→ **KURZE AUFGABE**
Sammle aus den Daten unten jede Zeile, in der das Wort „card“ vorkommt, und schreib sie ab. Dabei zählt Groß- und Kleinschreibung.

→ **Gesammelte Daten**
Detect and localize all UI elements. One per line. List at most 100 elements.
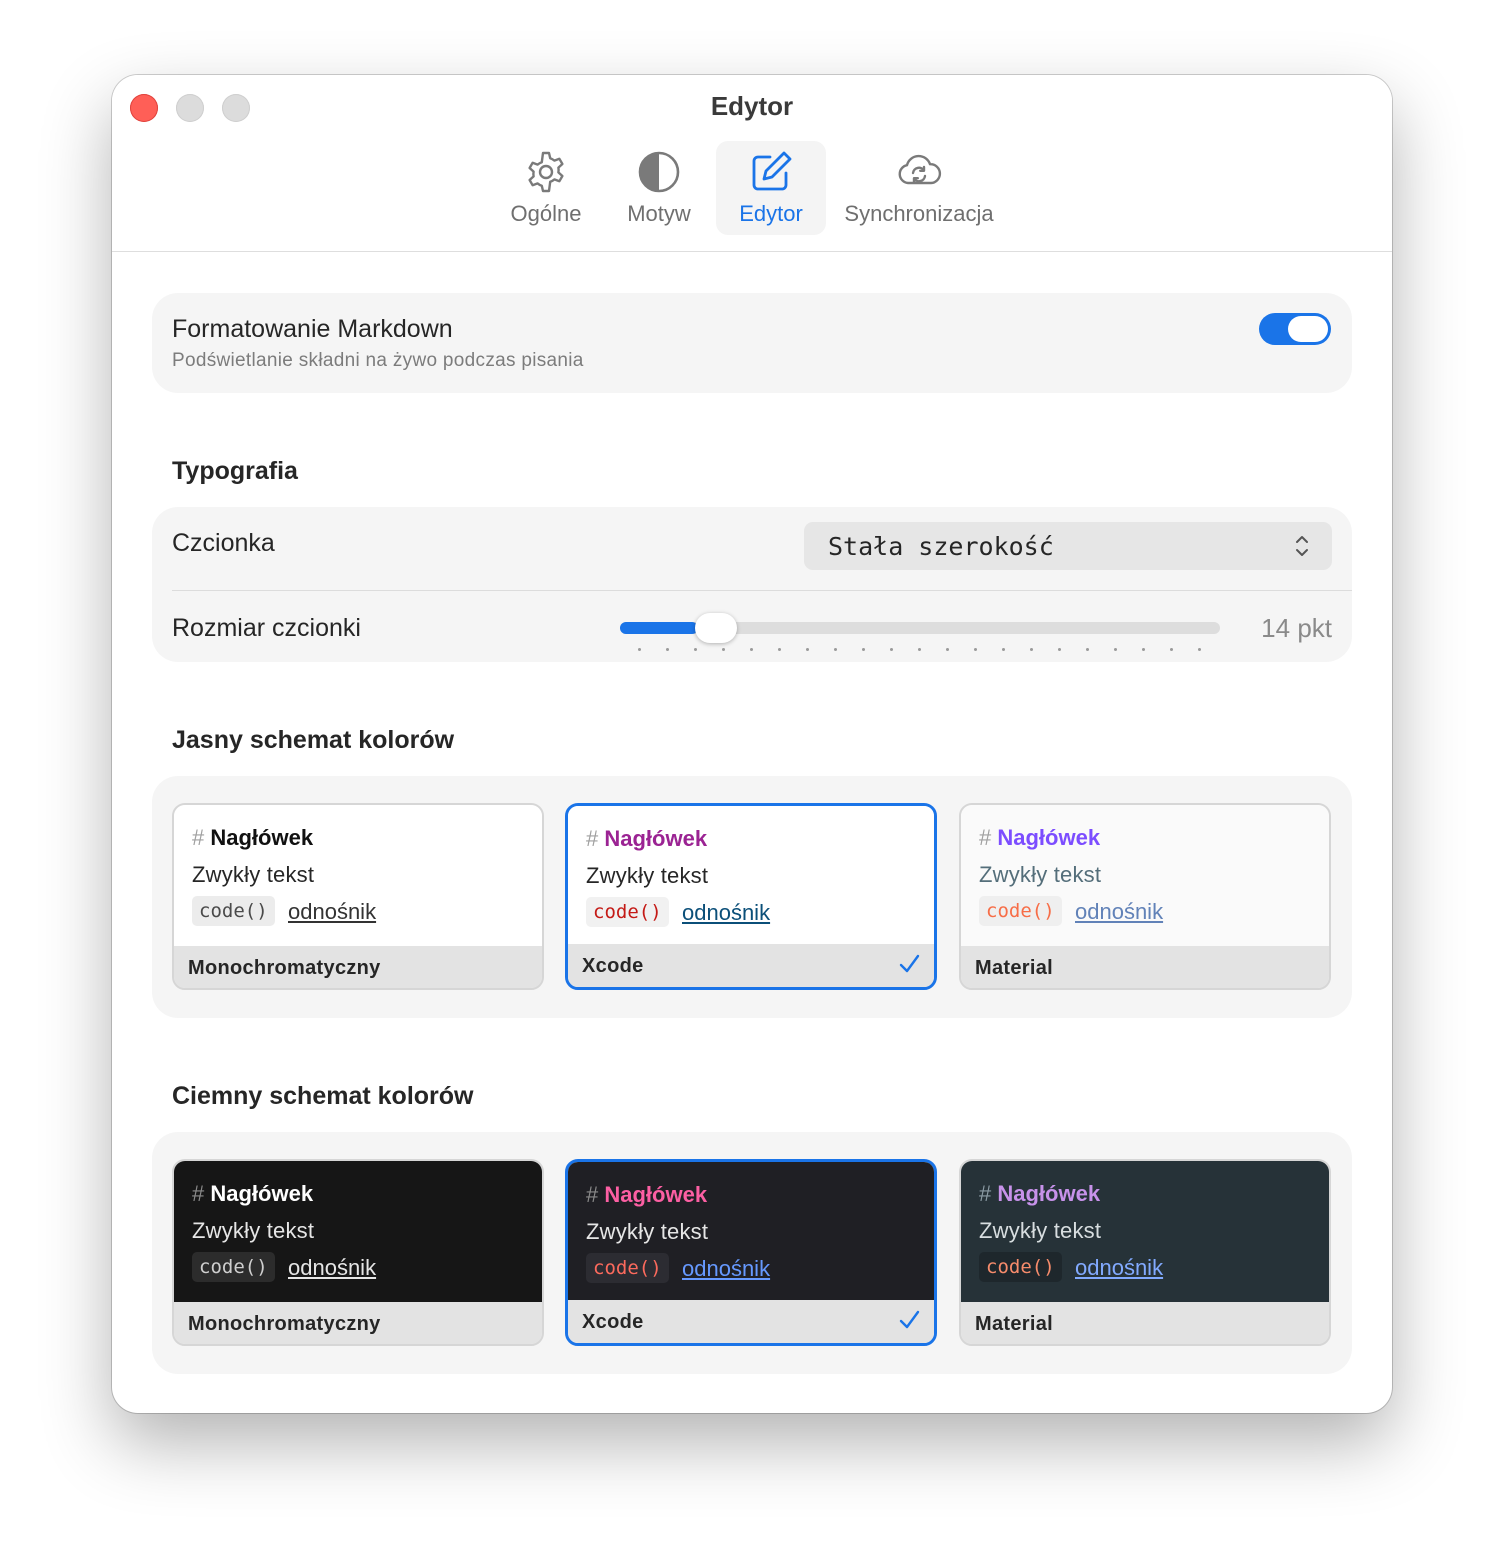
gear-icon <box>528 151 564 193</box>
preview-link: odnośnik <box>288 899 377 924</box>
preview-heading: # Nagłówek <box>979 825 1100 851</box>
slider-thumb[interactable] <box>695 613 737 643</box>
slider-tick <box>1002 648 1005 651</box>
chevron-up-down-icon <box>1296 536 1308 556</box>
markdown-toggle[interactable] <box>1259 313 1331 345</box>
slider-tick <box>1086 648 1089 651</box>
scheme-preview: # Nagłówek Zwykły tekst code() odnośnik <box>174 805 542 946</box>
preview-link: odnośnik <box>1075 1255 1164 1280</box>
font-size-slider[interactable] <box>620 613 1220 654</box>
font-size-label: Rozmiar czcionki <box>172 614 361 642</box>
preview-code: code() <box>979 1252 1062 1282</box>
markdown-group: Formatowanie Markdown Podświetlanie skła… <box>152 293 1352 393</box>
tab-sync[interactable]: Synchronizacja <box>836 141 1002 235</box>
slider-tick <box>638 648 641 651</box>
scheme-name: Monochromatyczny <box>188 1313 381 1335</box>
typography-heading: Typografia <box>172 457 298 485</box>
slider-tick <box>918 648 921 651</box>
slider-tick <box>806 648 809 651</box>
edit-icon <box>752 151 792 191</box>
font-select-value: Stała szerokość <box>828 532 1054 561</box>
preview-heading-text: Nagłówek <box>210 1181 314 1206</box>
preview-link: odnośnik <box>682 900 771 925</box>
preview-code: code() <box>192 1252 275 1282</box>
scheme-footer: Xcode <box>568 1300 934 1343</box>
preview-heading-text: Nagłówek <box>997 1181 1101 1206</box>
scheme-footer: Monochromatyczny <box>174 1302 542 1344</box>
scheme-card-monochromatyczny[interactable]: # Nagłówek Zwykły tekst code() odnośnik Mono… <box>172 803 544 990</box>
font-select[interactable]: Stała szerokość <box>804 522 1332 570</box>
slider-tick <box>750 648 753 651</box>
tab-general[interactable]: Ogólne <box>496 141 596 235</box>
preview-plain-text: Zwykły tekst <box>586 863 709 888</box>
tab-editor[interactable]: Edytor <box>716 141 826 235</box>
typography-divider <box>172 590 1352 591</box>
scheme-name: Xcode <box>582 955 644 977</box>
scheme-preview: # Nagłówek Zwykły tekst code() odnośnik <box>568 806 934 944</box>
tab-sync-label: Synchronizacja <box>844 201 994 226</box>
scheme-card-material[interactable]: # Nagłówek Zwykły tekst code() odnośnik Mate… <box>959 803 1331 990</box>
font-label: Czcionka <box>172 529 275 557</box>
light-scheme-group: # Nagłówek Zwykły tekst code() odnośnik Mono… <box>152 776 1352 1018</box>
scheme-name: Material <box>975 1313 1053 1335</box>
preview-hash: # <box>979 825 992 850</box>
markdown-subtitle: Podświetlanie składni na żywo podczas pi… <box>172 350 584 371</box>
slider-tick <box>890 648 893 651</box>
window-title: Edytor <box>710 91 794 121</box>
preview-heading: # Nagłówek <box>586 1182 707 1208</box>
slider-tick <box>778 648 781 651</box>
slider-tick <box>862 648 865 651</box>
cloud-sync-icon <box>898 154 942 185</box>
slider-tick <box>1198 648 1201 651</box>
slider-tick <box>1030 648 1033 651</box>
slider-tick <box>1114 648 1117 651</box>
light-scheme-heading: Jasny schemat kolorów <box>172 726 455 754</box>
tab-theme[interactable]: Motyw <box>612 141 706 235</box>
tab-editor-label: Edytor <box>739 201 803 226</box>
preview-plain-text: Zwykły tekst <box>192 862 315 887</box>
scheme-card-xcode[interactable]: # Nagłówek Zwykły tekst code() odnośnik Xcod… <box>565 1159 937 1346</box>
slider-tick <box>834 648 837 651</box>
scheme-preview: # Nagłówek Zwykły tekst code() odnośnik <box>961 805 1329 946</box>
titlebar: Edytor Ogólne Motyw Edytor Synchronizacj… <box>112 75 1392 252</box>
preview-hash: # <box>192 1181 205 1206</box>
slider-tick <box>722 648 725 651</box>
dark-scheme-heading: Ciemny schemat kolorów <box>172 1082 474 1110</box>
preview-code: code() <box>979 896 1062 926</box>
preview-hash: # <box>586 1182 599 1207</box>
scheme-card-monochromatyczny[interactable]: # Nagłówek Zwykły tekst code() odnośnik Mono… <box>172 1159 544 1346</box>
scheme-card-xcode[interactable]: # Nagłówek Zwykły tekst code() odnośnik Xcod… <box>565 803 937 990</box>
slider-tick <box>1142 648 1145 651</box>
slider-tick <box>1170 648 1173 651</box>
tab-theme-label: Motyw <box>627 201 691 226</box>
preview-heading-text: Nagłówek <box>997 825 1101 850</box>
preview-heading-text: Nagłówek <box>210 825 314 850</box>
preview-heading: # Nagłówek <box>192 825 313 851</box>
preview-plain-text: Zwykły tekst <box>979 1218 1102 1243</box>
slider-tick <box>946 648 949 651</box>
slider-tick <box>1058 648 1061 651</box>
scheme-card-material[interactable]: # Nagłówek Zwykły tekst code() odnośnik Mate… <box>959 1159 1331 1346</box>
preview-link: odnośnik <box>682 1256 771 1281</box>
preview-heading: # Nagłówek <box>586 826 707 852</box>
scheme-preview: # Nagłówek Zwykły tekst code() odnośnik <box>568 1162 934 1300</box>
typography-group: Czcionka Stała szerokość Rozmiar czcionk… <box>152 507 1352 662</box>
slider-tick <box>974 648 977 651</box>
preview-heading: # Nagłówek <box>192 1181 313 1207</box>
toggle-knob <box>1288 316 1328 342</box>
preview-heading-text: Nagłówek <box>604 826 708 851</box>
preview-heading: # Nagłówek <box>979 1181 1100 1207</box>
preview-hash: # <box>586 826 599 851</box>
preview-heading-text: Nagłówek <box>604 1182 708 1207</box>
scheme-footer: Xcode <box>568 944 934 987</box>
markdown-title: Formatowanie Markdown <box>172 315 453 343</box>
preview-plain-text: Zwykły tekst <box>192 1218 315 1243</box>
preview-code: code() <box>192 896 275 926</box>
scheme-footer: Material <box>961 946 1329 988</box>
scheme-preview: # Nagłówek Zwykły tekst code() odnośnik <box>961 1161 1329 1302</box>
preview-hash: # <box>192 825 205 850</box>
tab-general-label: Ogólne <box>510 201 582 226</box>
preview-plain-text: Zwykły tekst <box>586 1219 709 1244</box>
preview-code: code() <box>586 1253 669 1283</box>
dark-scheme-group: # Nagłówek Zwykły tekst code() odnośnik Mono… <box>152 1132 1352 1374</box>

→ **ERLEDIGTE AUFGABE**
scheme-card-monochromatyczny[interactable]: # Nagłówek Zwykły tekst code() odnośnik Mono… <box>172 803 544 990</box>
scheme-card-material[interactable]: # Nagłówek Zwykły tekst code() odnośnik Mate… <box>959 803 1331 990</box>
scheme-card-xcode[interactable]: # Nagłówek Zwykły tekst code() odnośnik Xcod… <box>565 1159 937 1346</box>
scheme-card-monochromatyczny[interactable]: # Nagłówek Zwykły tekst code() odnośnik Mono… <box>172 1159 544 1346</box>
scheme-card-xcode[interactable]: # Nagłówek Zwykły tekst code() odnośnik Xcod… <box>565 803 937 990</box>
scheme-card-material[interactable]: # Nagłówek Zwykły tekst code() odnośnik Mate… <box>959 1159 1331 1346</box>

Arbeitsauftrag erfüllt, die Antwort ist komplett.